■ Task brief ■
Entries follow. Set all of them down as they stand.

■ Records for the exercise ■

-=-=-

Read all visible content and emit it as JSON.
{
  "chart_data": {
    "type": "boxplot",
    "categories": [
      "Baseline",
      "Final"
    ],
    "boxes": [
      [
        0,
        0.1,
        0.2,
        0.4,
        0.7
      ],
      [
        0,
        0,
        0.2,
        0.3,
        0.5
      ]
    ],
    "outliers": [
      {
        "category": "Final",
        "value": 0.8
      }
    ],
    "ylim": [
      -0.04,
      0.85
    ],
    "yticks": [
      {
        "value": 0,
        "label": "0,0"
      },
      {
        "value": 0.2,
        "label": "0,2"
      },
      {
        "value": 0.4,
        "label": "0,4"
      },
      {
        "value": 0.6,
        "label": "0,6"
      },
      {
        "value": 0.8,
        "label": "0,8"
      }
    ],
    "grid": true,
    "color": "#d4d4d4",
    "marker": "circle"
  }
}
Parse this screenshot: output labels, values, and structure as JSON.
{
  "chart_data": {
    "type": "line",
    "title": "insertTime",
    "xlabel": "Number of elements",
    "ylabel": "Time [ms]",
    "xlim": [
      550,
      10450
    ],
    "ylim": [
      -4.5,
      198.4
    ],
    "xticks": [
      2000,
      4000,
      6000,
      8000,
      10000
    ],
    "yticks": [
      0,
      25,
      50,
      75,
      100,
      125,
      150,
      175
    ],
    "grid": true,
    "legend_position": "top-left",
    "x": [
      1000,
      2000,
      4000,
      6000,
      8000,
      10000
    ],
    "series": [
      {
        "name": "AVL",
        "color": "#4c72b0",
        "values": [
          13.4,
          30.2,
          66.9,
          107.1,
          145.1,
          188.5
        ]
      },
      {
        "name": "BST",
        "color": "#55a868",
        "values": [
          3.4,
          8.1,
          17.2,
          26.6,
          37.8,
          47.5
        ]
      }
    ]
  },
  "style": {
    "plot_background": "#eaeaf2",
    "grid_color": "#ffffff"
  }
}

-=-=-

■ Correct answer ■
Read all visible content and emit it as JSON.
{
  "chart_data": {
    "type": "boxplot",
    "categories": [
      "Baseline",
      "Final"
    ],
    "boxes": [
      [
        0,
        0.1,
        0.2,
        0.4,
        0.7
      ],
      [
        0,
        0,
        0.2,
        0.3,
        0.5
      ]
    ],
    "outliers": [
      {
        "category": "Final",
        "value": 0.8
      }
    ],
    "ylim": [
      -0.04,
      0.85
    ],
    "yticks": [
      {
        "value": 0,
        "label": "0,0"
      },
      {
        "value": 0.2,
        "label": "0,2"
      },
      {
        "value": 0.4,
        "label": "0,4"
      },
      {
        "value": 0.6,
        "label": "0,6"
      },
      {
        "value": 0.8,
        "label": "0,8"
      }
    ],
    "grid": true,
    "color": "#d4d4d4",
    "marker": "circle"
  }
}
Parse this screenshot: output labels, values, and structure as JSON.
{
  "chart_data": {
    "type": "line",
    "title": "insertTime",
    "xlabel": "Number of elements",
    "ylabel": "Time [ms]",
    "xlim": [
      550,
      10450
    ],
    "ylim": [
      -4.5,
      198.4
    ],
    "xticks": [
      2000,
      4000,
      6000,
      8000,
      10000
    ],
    "yticks": [
      0,
      25,
      50,
      75,
      100,
      125,
      150,
      175
    ],
    "grid": true,
    "legend_position": "top-left",
    "x": [
      1000,
      2000,
      4000,
      6000,
      8000,
      10000
    ],
    "series": [
      {
        "name": "AVL",
        "color": "#4c72b0",
        "values": [
          13.4,
          30.2,
          66.9,
          107.1,
          145.1,
          188.5
        ]
      },
      {
        "name": "BST",
        "color": "#55a868",
        "values": [
          3.4,
          8.1,
          17.2,
          26.6,
          37.8,
          47.5
        ]
      }
    ]
  },
  "style": {
    "plot_background": "#eaeaf2",
    "grid_color": "#ffffff"
  }
}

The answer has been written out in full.